Entries with figure data
+++

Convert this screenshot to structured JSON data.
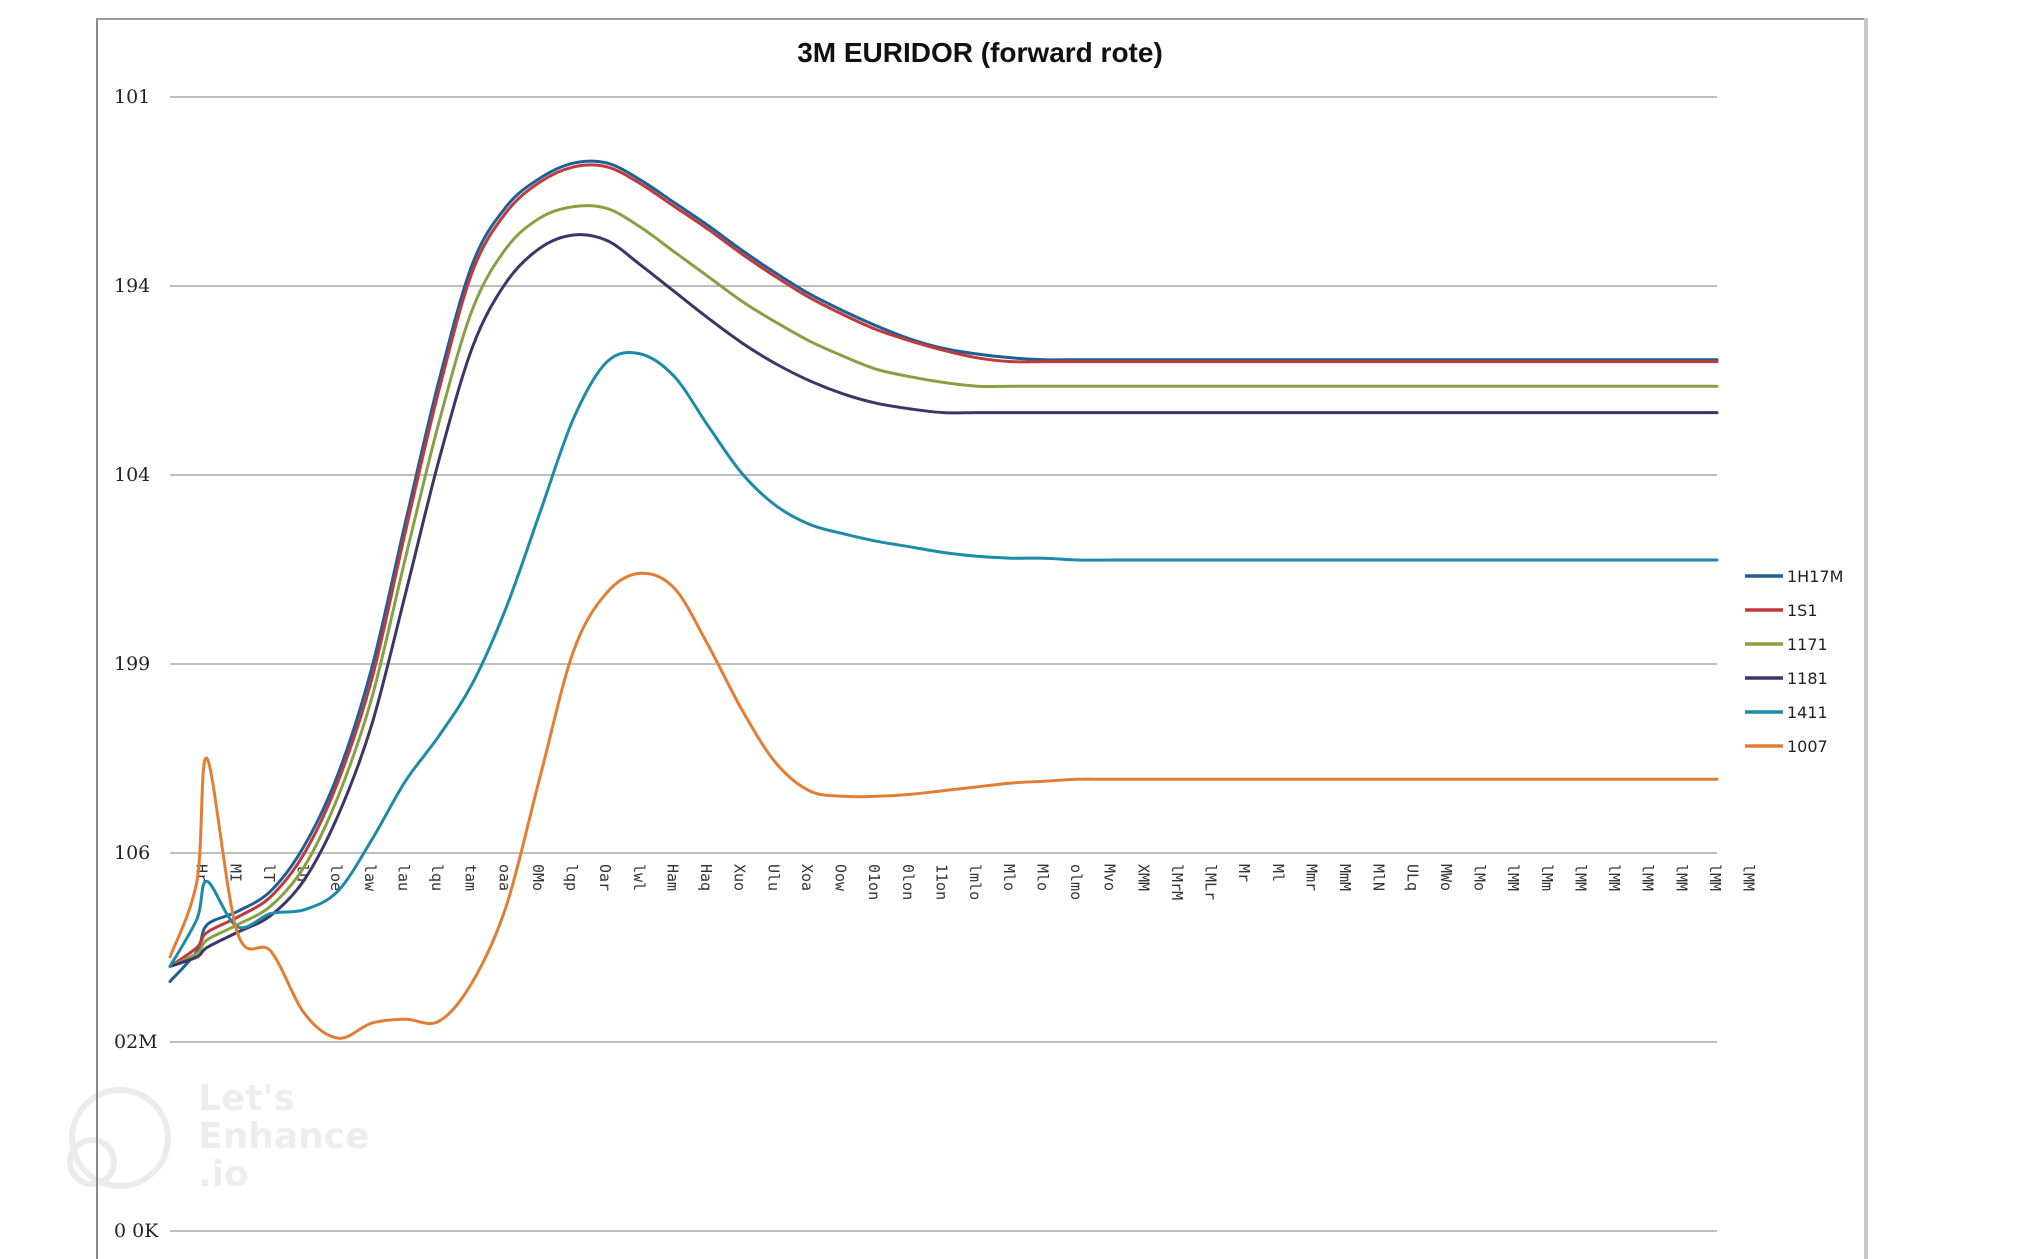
{
  "chart_data": {
    "type": "line",
    "title": "3M EURIDOR (forward rote)",
    "y_tick_labels": [
      "101",
      "194",
      "104",
      "199",
      "106",
      "02M",
      "0 0K"
    ],
    "x_tick_labels": [
      "Hr",
      "MI",
      "lT",
      "lu",
      "loe",
      "law",
      "lau",
      "lqu",
      "tam",
      "oaa",
      "0Mo",
      "lqp",
      "Oar",
      "lwl",
      "Ham",
      "Haq",
      "Xuo",
      "Ulu",
      "Xoa",
      "Oow",
      "01on",
      "0lon",
      "11on",
      "lmlo",
      "Mlo",
      "Mlo",
      "olmo",
      "Mvo",
      "XMM",
      "lMrM",
      "lMLr",
      "Mr",
      "Ml",
      "Mmr",
      "MmM",
      "MlN",
      "ULq",
      "MWo",
      "lMo",
      "lMM",
      "lMm",
      "lMM",
      "lMM",
      "lMM",
      "lMM",
      "lMM",
      "lMM"
    ],
    "x": [
      0,
      0.8,
      1.1,
      2,
      3,
      4,
      5,
      6,
      7,
      8,
      9,
      10,
      11,
      12,
      13,
      14,
      15,
      16,
      17,
      18,
      19,
      20,
      21,
      22,
      23,
      24,
      25,
      26,
      27,
      28,
      29,
      30,
      31,
      32,
      33,
      34,
      35,
      36,
      37,
      38,
      39,
      40,
      41,
      42,
      43,
      44,
      45,
      46
    ],
    "ylim": [
      0,
      6
    ],
    "grid": true,
    "legend": "right",
    "series": [
      {
        "name": "1H17M",
        "color": "#1f5f96",
        "values": [
          1.32,
          1.48,
          1.62,
          1.69,
          1.8,
          2.04,
          2.42,
          2.98,
          3.75,
          4.5,
          5.12,
          5.42,
          5.57,
          5.65,
          5.65,
          5.56,
          5.44,
          5.32,
          5.19,
          5.07,
          4.96,
          4.87,
          4.79,
          4.72,
          4.67,
          4.64,
          4.62,
          4.61,
          4.61,
          4.61,
          4.61,
          4.61,
          4.61,
          4.61,
          4.61,
          4.61,
          4.61,
          4.61,
          4.61,
          4.61,
          4.61,
          4.61,
          4.61,
          4.61,
          4.61,
          4.61,
          4.61,
          4.61
        ]
      },
      {
        "name": "1S1",
        "color": "#c0393b",
        "values": [
          1.4,
          1.5,
          1.58,
          1.66,
          1.77,
          2.0,
          2.38,
          2.92,
          3.7,
          4.45,
          5.08,
          5.39,
          5.55,
          5.63,
          5.63,
          5.54,
          5.42,
          5.3,
          5.17,
          5.05,
          4.94,
          4.85,
          4.77,
          4.71,
          4.66,
          4.62,
          4.6,
          4.6,
          4.6,
          4.6,
          4.6,
          4.6,
          4.6,
          4.6,
          4.6,
          4.6,
          4.6,
          4.6,
          4.6,
          4.6,
          4.6,
          4.6,
          4.6,
          4.6,
          4.6,
          4.6,
          4.6,
          4.6
        ]
      },
      {
        "name": "1171",
        "color": "#86a143",
        "values": [
          1.4,
          1.47,
          1.54,
          1.62,
          1.72,
          1.93,
          2.3,
          2.82,
          3.56,
          4.28,
          4.88,
          5.2,
          5.36,
          5.42,
          5.41,
          5.31,
          5.18,
          5.05,
          4.92,
          4.81,
          4.71,
          4.63,
          4.56,
          4.52,
          4.49,
          4.47,
          4.47,
          4.47,
          4.47,
          4.47,
          4.47,
          4.47,
          4.47,
          4.47,
          4.47,
          4.47,
          4.47,
          4.47,
          4.47,
          4.47,
          4.47,
          4.47,
          4.47,
          4.47,
          4.47,
          4.47,
          4.47,
          4.47
        ]
      },
      {
        "name": "1181",
        "color": "#3d3467",
        "values": [
          1.4,
          1.45,
          1.5,
          1.58,
          1.67,
          1.86,
          2.2,
          2.68,
          3.37,
          4.08,
          4.68,
          5.02,
          5.2,
          5.27,
          5.24,
          5.11,
          4.97,
          4.83,
          4.7,
          4.59,
          4.5,
          4.43,
          4.38,
          4.35,
          4.33,
          4.33,
          4.33,
          4.33,
          4.33,
          4.33,
          4.33,
          4.33,
          4.33,
          4.33,
          4.33,
          4.33,
          4.33,
          4.33,
          4.33,
          4.33,
          4.33,
          4.33,
          4.33,
          4.33,
          4.33,
          4.33,
          4.33,
          4.33
        ]
      },
      {
        "name": "1411",
        "color": "#1d8aa8",
        "values": [
          1.4,
          1.65,
          1.85,
          1.61,
          1.68,
          1.7,
          1.8,
          2.07,
          2.38,
          2.62,
          2.9,
          3.3,
          3.8,
          4.3,
          4.6,
          4.64,
          4.52,
          4.26,
          4.01,
          3.84,
          3.74,
          3.69,
          3.65,
          3.62,
          3.59,
          3.57,
          3.56,
          3.56,
          3.55,
          3.55,
          3.55,
          3.55,
          3.55,
          3.55,
          3.55,
          3.55,
          3.55,
          3.55,
          3.55,
          3.55,
          3.55,
          3.55,
          3.55,
          3.55,
          3.55,
          3.55,
          3.55,
          3.55
        ]
      },
      {
        "name": "1007",
        "color": "#e37d34",
        "values": [
          1.45,
          1.85,
          2.5,
          1.58,
          1.48,
          1.15,
          1.02,
          1.1,
          1.12,
          1.11,
          1.32,
          1.72,
          2.4,
          3.07,
          3.38,
          3.48,
          3.4,
          3.1,
          2.76,
          2.48,
          2.33,
          2.3,
          2.3,
          2.31,
          2.33,
          2.35,
          2.37,
          2.38,
          2.39,
          2.39,
          2.39,
          2.39,
          2.39,
          2.39,
          2.39,
          2.39,
          2.39,
          2.39,
          2.39,
          2.39,
          2.39,
          2.39,
          2.39,
          2.39,
          2.39,
          2.39,
          2.39,
          2.39
        ]
      }
    ]
  },
  "watermark": {
    "line1": "Let's",
    "line2": "Enhance",
    "line3": ".io"
  }
}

+++

Copy out every line of the data that includes "name".

        "name": "1H17M",
        "name": "1S1",
        "name": "1171",
        "name": "1181",
        "name": "1411",
        "name": "1007",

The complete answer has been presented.